*Tasks to perform*
[1] Answer these questions from the KDE project summaries, giving each answer on its own line marked with the same letter:
(a) In which two repositories are Onat Ribar's merged MRs now part of the upstream codebase?
(b) Which Python library was used to write Sairam's XMPP extension for Falkon?
(c) Which two languages did Sayandeep Dutta make translations in?
[2] Summarize the KDE project summaries in two sentences.
[3] Extract the passage of the KDE project summaries between "Pavan Kumar enhanced" and "MankalaEngine and MankalaNextGen.", inclusive.

*Text under study*
Plasma Setup Onat Ribar worked on bringing Plasma Setup, KDE's first-run setup wizard, to Plasma Mobile. Plasma Setup was built with desktop screens in mind, and running it on a phone showed overall accessibility issues including but not limited to overlapping components, content clipping on short window sizes, session buttons that remained tappable beneath wizard pages, and a timezone selector built around an interactive map that was nearly unusable on a small touchscreen. Onat worked through these systematically across the wizard's QML UI, resulting in an adaptive experience across screen sizes and input methods without affecting the desktop UX. Two MRs have been reviewed, merged, and are now part of the upstream codebase in repositories plasma-setup and plasma-workspace.
Falkon Sairam developed a XMPP extension that adds a chat client directly into the KDE Falkon browser's sidebar. Written in Python using Slixmpp, the project lets users message each other and run interactive WebXDC apps right inside their chat window. It supports modern XMPP features like Message Carbons (XEP-0280) for device syncing, Message Corrections (XEP-0308) for edits, Emoji Reactions (XEP-0444), and HTTP File Uploads (XEP-0363). This setup turns Falkon into a communication tool without even leaving the browser.
J Shiva Shankar added XMPP bookmark syncing to the Falkon browser. The basic setup is working, so whenever you add or update a bookmark, it successfully syncs across your devices. Deleting bookmarks still has a few bugs right now, but they have been documented. He plans to keep contributing after SoK to squash these bugs and get the feature completely polished.
Mankala Engine Sayandeep Dutta helped in redesigning the MankalaNextGen GUI with Kirigami and added designs fixing the Main UI and the Game with game boards and shells. He also added music with Qt to Mankala and made translations in Tamil and Hindi. Made assets for the game variants using Krita in their traditional designs and motifs. Started with the review process of MankalaNextGen with the CI build.
Pavan Kumar enhanced MankalaEngine by adding an opening book and investigated performance of multithreaded alpha-beta search using OpenMP, Pthreads and Taskflow. In addition, he enhanced MankalaNextGen by creating visual assets for game boards and seeds and also created logos for MankalaEngine and MankalaNextGen.

Document understanding data:
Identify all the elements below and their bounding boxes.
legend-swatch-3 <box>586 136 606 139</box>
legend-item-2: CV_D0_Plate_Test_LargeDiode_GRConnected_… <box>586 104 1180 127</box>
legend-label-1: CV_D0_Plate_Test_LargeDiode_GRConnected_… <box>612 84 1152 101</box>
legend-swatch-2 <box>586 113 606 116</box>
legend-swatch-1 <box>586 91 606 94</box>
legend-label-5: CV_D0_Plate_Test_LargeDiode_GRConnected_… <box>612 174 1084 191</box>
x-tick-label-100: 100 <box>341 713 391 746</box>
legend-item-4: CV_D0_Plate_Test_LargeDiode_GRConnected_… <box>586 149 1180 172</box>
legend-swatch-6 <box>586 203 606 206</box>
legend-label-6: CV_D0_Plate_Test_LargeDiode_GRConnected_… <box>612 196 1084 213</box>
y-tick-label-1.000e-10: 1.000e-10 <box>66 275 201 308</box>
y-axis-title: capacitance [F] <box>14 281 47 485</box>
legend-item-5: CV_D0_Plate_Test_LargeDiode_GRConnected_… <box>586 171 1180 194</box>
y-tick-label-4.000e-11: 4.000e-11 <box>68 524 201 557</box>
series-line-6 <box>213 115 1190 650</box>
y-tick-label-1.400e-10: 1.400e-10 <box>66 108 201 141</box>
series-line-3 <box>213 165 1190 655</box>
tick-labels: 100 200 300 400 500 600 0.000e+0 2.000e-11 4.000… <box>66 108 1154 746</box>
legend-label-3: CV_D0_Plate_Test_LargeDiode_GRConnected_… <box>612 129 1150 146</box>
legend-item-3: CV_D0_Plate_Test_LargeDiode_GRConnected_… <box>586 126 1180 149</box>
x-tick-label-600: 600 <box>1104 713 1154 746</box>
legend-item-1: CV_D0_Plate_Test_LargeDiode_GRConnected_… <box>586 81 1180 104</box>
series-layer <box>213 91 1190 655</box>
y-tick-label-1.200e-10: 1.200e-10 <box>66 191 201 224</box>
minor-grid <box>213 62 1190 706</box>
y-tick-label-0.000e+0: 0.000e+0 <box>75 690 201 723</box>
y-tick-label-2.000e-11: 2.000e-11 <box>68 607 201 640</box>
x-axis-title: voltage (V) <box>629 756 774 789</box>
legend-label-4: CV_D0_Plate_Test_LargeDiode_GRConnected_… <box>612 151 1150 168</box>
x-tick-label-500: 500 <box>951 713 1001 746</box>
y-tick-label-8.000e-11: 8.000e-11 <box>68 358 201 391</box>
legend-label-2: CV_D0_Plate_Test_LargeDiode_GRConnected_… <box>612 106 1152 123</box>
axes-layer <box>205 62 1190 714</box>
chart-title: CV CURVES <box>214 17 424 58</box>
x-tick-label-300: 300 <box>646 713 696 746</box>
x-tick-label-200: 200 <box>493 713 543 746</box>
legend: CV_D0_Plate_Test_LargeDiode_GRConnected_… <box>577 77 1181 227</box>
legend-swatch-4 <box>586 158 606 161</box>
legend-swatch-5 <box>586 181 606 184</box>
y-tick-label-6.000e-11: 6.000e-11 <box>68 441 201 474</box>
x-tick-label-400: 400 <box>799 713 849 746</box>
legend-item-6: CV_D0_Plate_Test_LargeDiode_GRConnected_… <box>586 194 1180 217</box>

*Answers below*
[1]
(a) plasma-setup and plasma-workspace
(b) Slixmpp
(c) Tamil and Hindi

[2] Onat Ribar adapted Plasma Setup, KDE's first-run setup wizard, for Plasma Mobile, while Sairam added an XMPP chat client to the Falkon browser's sidebar and J Shiva Shankar added XMPP bookmark syncing to Falkon. For Mankala, Sayandeep Dutta helped redesign the MankalaNextGen GUI with Kirigami and added music, translations and assets, and Pavan Kumar added an opening book to MankalaEngine and created visual assets and logos.

[3]
Pavan Kumar enhanced MankalaEngine by adding an opening book and investigated performance of multithreaded alpha-beta search using OpenMP, Pthreads and Taskflow. In addition, he enhanced MankalaNextGen by creating visual assets for game boards and seeds and also created logos for MankalaEngine and MankalaNextGen.